## STATED PROBLEM
Give back the whole listing exactly as shown.

## RECORDS SUPPLIED
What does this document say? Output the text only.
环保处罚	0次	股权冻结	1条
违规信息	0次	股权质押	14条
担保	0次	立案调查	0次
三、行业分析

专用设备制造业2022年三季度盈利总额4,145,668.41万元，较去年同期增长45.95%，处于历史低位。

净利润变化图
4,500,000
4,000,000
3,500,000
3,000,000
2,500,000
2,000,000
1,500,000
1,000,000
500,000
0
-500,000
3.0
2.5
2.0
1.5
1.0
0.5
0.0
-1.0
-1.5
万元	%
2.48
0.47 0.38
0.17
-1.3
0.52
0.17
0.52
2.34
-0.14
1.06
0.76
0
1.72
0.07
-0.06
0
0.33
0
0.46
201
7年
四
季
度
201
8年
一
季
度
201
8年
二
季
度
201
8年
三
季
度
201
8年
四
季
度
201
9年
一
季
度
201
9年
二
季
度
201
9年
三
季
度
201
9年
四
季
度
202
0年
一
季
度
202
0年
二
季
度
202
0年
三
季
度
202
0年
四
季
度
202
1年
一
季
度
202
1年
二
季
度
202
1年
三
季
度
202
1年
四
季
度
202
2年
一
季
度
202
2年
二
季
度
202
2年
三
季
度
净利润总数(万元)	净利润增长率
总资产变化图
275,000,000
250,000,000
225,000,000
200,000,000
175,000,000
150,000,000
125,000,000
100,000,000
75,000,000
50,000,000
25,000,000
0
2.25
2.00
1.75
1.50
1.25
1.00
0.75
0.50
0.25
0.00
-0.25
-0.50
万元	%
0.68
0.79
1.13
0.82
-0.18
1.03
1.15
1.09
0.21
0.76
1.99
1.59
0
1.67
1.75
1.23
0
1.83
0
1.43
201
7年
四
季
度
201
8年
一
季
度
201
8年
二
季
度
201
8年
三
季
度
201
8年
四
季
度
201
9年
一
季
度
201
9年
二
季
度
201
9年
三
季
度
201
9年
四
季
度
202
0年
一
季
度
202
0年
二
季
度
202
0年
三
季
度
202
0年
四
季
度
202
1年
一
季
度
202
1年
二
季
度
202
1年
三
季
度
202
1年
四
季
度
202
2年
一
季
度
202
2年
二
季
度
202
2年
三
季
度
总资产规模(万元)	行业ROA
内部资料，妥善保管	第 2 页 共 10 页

## EXERCISE ANSWER
What does this document say? Output the text only.
环保处罚	0次	股权冻结	1条
违规信息	0次	股权质押	14条
担保	0次	立案调查	0次
三、行业分析

专用设备制造业2022年三季度盈利总额4,145,668.41万元，较去年同期增长45.95%，处于历史低位。

净利润变化图
4,500,000
4,000,000
3,500,000
3,000,000
2,500,000
2,000,000
1,500,000
1,000,000
500,000
0
-500,000
3.0
2.5
2.0
1.5
1.0
0.5
0.0
-1.0
-1.5
万元	%
2.48
0.47 0.38
0.17
-1.3
0.52
0.17
0.52
2.34
-0.14
1.06
0.76
0
1.72
0.07
-0.06
0
0.33
0
0.46
201
7年
四
季
度
201
8年
一
季
度
201
8年
二
季
度
201
8年
三
季
度
201
8年
四
季
度
201
9年
一
季
度
201
9年
二
季
度
201
9年
三
季
度
201
9年
四
季
度
202
0年
一
季
度
202
0年
二
季
度
202
0年
三
季
度
202
0年
四
季
度
202
1年
一
季
度
202
1年
二
季
度
202
1年
三
季
度
202
1年
四
季
度
202
2年
一
季
度
202
2年
二
季
度
202
2年
三
季
度
净利润总数(万元)	净利润增长率
总资产变化图
275,000,000
250,000,000
225,000,000
200,000,000
175,000,000
150,000,000
125,000,000
100,000,000
75,000,000
50,000,000
25,000,000
0
2.25
2.00
1.75
1.50
1.25
1.00
0.75
0.50
0.25
0.00
-0.25
-0.50
万元	%
0.68
0.79
1.13
0.82
-0.18
1.03
1.15
1.09
0.21
0.76
1.99
1.59
0
1.67
1.75
1.23
0
1.83
0
1.43
201
7年
四
季
度
201
8年
一
季
度
201
8年
二
季
度
201
8年
三
季
度
201
8年
四
季
度
201
9年
一
季
度
201
9年
二
季
度
201
9年
三
季
度
201
9年
四
季
度
202
0年
一
季
度
202
0年
二
季
度
202
0年
三
季
度
202
0年
四
季
度
202
1年
一
季
度
202
1年
二
季
度
202
1年
三
季
度
202
1年
四
季
度
202
2年
一
季
度
202
2年
二
季
度
202
2年
三
季
度
总资产规模(万元)	行业ROA
内部资料，妥善保管	第 2 页 共 10 页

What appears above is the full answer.